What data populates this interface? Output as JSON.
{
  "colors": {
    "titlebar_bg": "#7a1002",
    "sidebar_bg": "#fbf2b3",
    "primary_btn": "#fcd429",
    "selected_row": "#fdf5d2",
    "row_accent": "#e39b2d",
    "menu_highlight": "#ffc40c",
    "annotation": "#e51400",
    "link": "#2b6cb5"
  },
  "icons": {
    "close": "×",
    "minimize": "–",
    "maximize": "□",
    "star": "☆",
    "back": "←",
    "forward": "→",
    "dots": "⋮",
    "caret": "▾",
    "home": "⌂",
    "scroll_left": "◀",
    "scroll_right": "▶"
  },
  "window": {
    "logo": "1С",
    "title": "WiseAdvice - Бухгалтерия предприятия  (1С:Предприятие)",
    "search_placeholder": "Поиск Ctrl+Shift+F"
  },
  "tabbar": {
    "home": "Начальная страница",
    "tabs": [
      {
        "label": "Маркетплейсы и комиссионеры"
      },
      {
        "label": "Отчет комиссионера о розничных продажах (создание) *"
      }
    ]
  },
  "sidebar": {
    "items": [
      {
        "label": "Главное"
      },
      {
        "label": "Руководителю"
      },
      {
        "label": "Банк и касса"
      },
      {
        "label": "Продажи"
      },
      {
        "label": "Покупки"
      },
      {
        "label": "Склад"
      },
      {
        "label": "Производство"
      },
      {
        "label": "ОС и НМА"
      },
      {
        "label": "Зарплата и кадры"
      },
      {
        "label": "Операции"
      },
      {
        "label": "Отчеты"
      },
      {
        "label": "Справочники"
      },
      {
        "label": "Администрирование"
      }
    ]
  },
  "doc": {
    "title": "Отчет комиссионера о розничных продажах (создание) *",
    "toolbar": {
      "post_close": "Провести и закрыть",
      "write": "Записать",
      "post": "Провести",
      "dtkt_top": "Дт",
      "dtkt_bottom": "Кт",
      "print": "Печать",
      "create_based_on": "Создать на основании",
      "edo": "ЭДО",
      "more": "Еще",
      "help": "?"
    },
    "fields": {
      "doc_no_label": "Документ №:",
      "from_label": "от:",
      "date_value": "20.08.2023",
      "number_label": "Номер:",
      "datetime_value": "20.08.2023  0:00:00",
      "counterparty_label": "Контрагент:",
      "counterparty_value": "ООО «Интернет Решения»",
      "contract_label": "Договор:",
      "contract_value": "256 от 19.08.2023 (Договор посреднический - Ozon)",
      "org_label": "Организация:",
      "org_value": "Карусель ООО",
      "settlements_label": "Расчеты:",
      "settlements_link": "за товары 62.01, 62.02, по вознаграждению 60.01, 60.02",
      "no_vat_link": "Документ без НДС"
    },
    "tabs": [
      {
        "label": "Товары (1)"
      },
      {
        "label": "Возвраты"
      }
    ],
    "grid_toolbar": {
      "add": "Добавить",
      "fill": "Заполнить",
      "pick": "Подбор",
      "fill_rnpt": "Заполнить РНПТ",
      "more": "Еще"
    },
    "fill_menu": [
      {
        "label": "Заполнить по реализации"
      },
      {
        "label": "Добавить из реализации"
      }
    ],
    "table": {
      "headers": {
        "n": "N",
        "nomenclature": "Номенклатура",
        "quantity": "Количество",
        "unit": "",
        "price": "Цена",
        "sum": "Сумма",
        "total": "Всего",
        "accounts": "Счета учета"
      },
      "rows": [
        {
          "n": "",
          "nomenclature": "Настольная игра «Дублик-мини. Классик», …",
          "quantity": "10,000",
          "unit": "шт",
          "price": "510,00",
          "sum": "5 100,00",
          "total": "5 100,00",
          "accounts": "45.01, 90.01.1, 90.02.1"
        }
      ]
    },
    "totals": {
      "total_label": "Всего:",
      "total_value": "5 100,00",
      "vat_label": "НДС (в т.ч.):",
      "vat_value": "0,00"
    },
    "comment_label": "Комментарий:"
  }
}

###

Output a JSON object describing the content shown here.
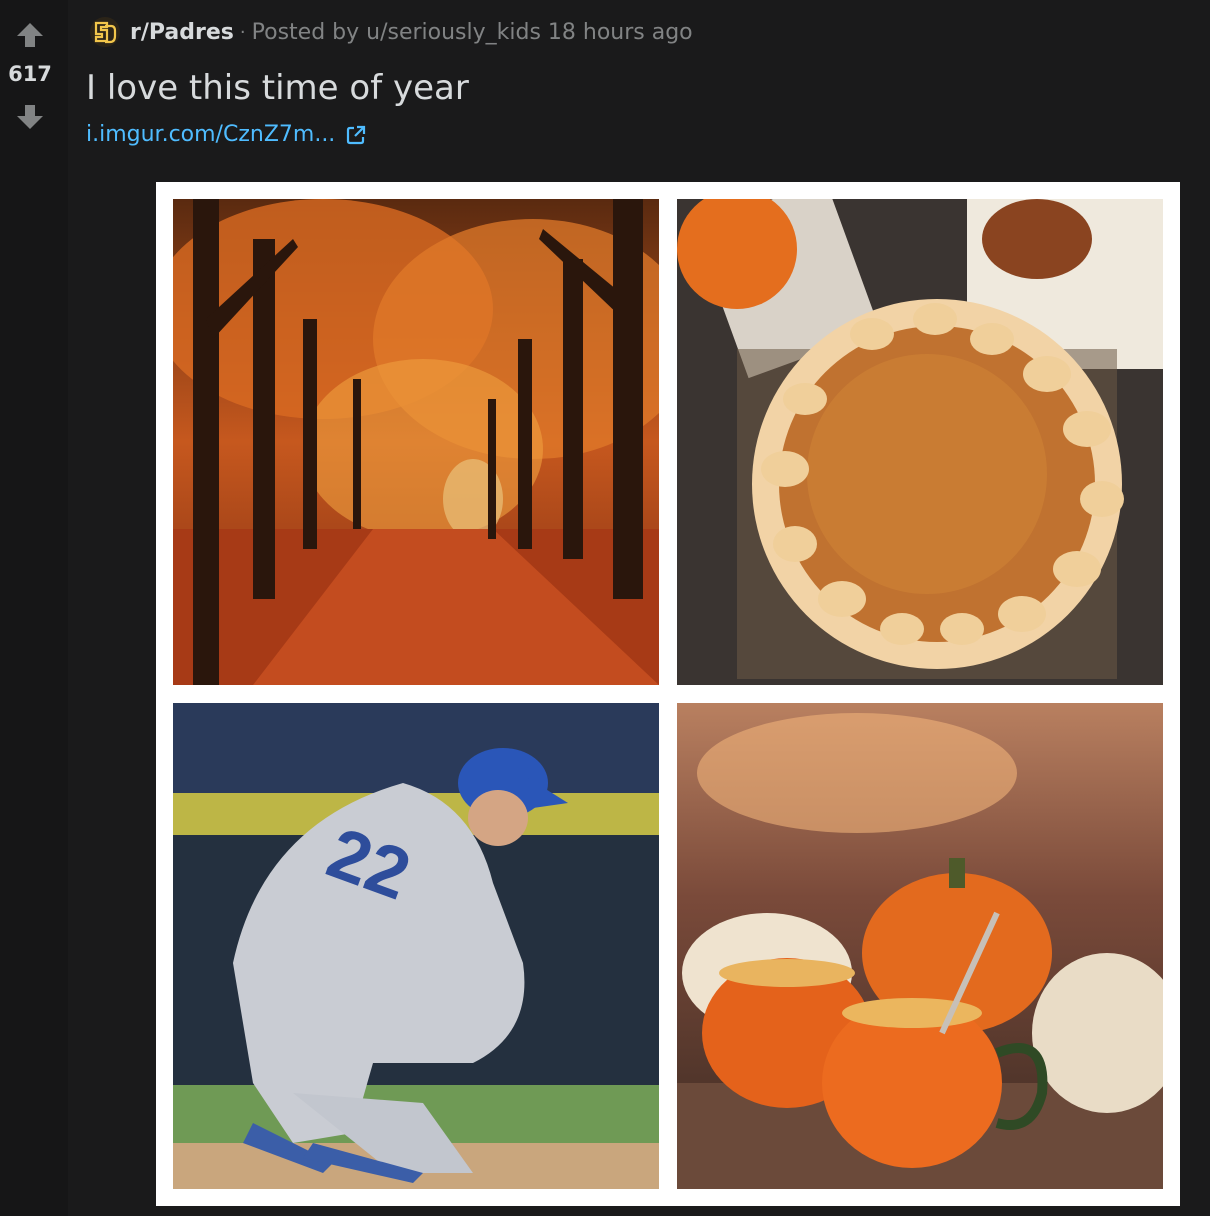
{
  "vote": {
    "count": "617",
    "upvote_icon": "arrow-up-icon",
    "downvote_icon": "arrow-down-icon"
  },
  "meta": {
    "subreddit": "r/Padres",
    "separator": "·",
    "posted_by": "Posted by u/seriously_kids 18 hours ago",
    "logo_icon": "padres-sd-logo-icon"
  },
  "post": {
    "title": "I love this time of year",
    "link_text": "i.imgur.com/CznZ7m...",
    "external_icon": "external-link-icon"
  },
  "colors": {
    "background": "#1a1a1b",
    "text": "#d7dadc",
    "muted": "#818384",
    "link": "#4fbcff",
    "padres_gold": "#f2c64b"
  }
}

###

▶ _What to work on_
Filter for "JSON". Return all lines that hold it.

▶ _Reply to the exercise_
What data populates this interface? Output as JSON.
Output a JSON object describing the content shown here.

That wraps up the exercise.